El cumplir las leyes debe ser una disposición
permanente, porque todos somos parte de la sociedad, y a todos
nos interesa que esas leyes se cumplan para favorecer el bien
común. Lo mismo podemos afirmar, por ejemplo, del pago de
los impuestos justos,
del cumplimiento las leyes penales, administrativas, etc.
Cumpliendo la ley aportamos nuestra actitud y voluntad para el
desarrollo de la sociedad entera, que finalmente ha de
convertirse en bien de todos y cada uno de los que la
conformamos. Todos somos verdaderamente responsables de
todos.

La convicción de solidaridad, en este sentido,
debe tender a terminar con el quebrantamiento sistemático
de las leyes en nuestro país. Si ignoro el rojo del
semáforo, si arreglo las cosas con dinero, si
vendo cigarros a menores, si hago una pequeña
trampilla… ¿a quién afecto?
… a
todos, porque alteras el orden justo de la sociedad, porque
rompes la armonía, porque debilitas las leyes, porque
destruyes la legalidad,
porque todos somos parte de esta sociedad, y dentro de ella
estás tú mismo; porque atacas y debilitas el estado
de derecho y, con ello, al bien común. Entonces, el
interés egoísta inmediato se vuelve en contra
nuestra para desintegrar la unidad solidaria de nuestro pueblo y
embargarnos en un desesperante círculo vicioso que genera
inseguridad
jurídica, miedo, indiferencia… y que no nos empuja
a otra cosa que al resquebrajamiento de los principios
jurídico-políticos de seguridad y certeza
jurídicas, orden y paz.

Pero, como se infiere de lo ya expuesto, la solidaridad
deseable no se limita a lo legalmente exigible, o a lo
estrictamente justo, sino que invita a una conciencia
más profunda de entrega al bien común, a un
esfuerzo de mejora verdadera de las condiciones que favorezcan el
desarrollo de todos los individuos. La solidaridad resuena como
una necesidad urgente y realmente alcanzable para todos los que,
a fin de cuentas, hemos recibido un sinfín de bienes de la
sociedad y, por lo tanto, tenemos obligación moral de
devolver, a lo menos, lo que está dentro de nuestras
posibilidades.

Puesto que todos somos, en más de un sentido,
sujetos pasivos de la solidaridad (hemos recibido bienes de forma
gratuita, nos aprovechamos del desarrollo, de la tecnología, de las
leyes mismas), la relación correlativa de justicia impulsa
nuestra acción hacia una devolución proporcional
por todos los bienes recibidos. ¿Es un hombre capaz de
pagar todo lo que le ha sido dado? –Difícilmente. De
lo que sí es capaz es de entregarse con franca
devoción a la búsqueda del bien de su
sociedad.

La solidaridad hacia la sociedad ha sido puesta de
relieve en
repetidas ocasiones por la Iglesia Católica. Con respecto
de la solidaridad, el Papa Pío XII señala sus
elementos, claros y objetivos; no se anda por las ramas al
señalar actos específicos que implican solidaridad
humana.

◆ ◆ ◆

» **TAREA**
Copia palabra por palabra el pasaje del texto sobre la solidaridad que empieza en las palabras "La convicción de" y detente después de "trampilla… ¿a quién afecto?".

» **DATOS PROPORCIONADOS**

◆ ◆ ◆

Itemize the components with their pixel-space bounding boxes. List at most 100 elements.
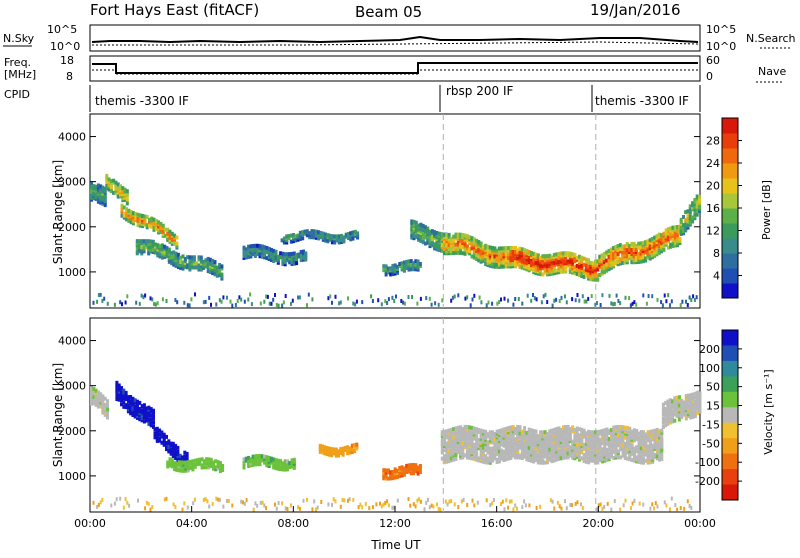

◆ ◆ ◆

» **SOLUCIÓN COMPLETA**
La convicción de solidaridad, en este sentido,
debe tender a terminar con el quebrantamiento sistemático
de las leyes en nuestro país. Si ignoro el rojo del
semáforo, si arreglo las cosas con dinero, si
vendo cigarros a menores, si hago una pequeña
trampilla… ¿a quién afecto?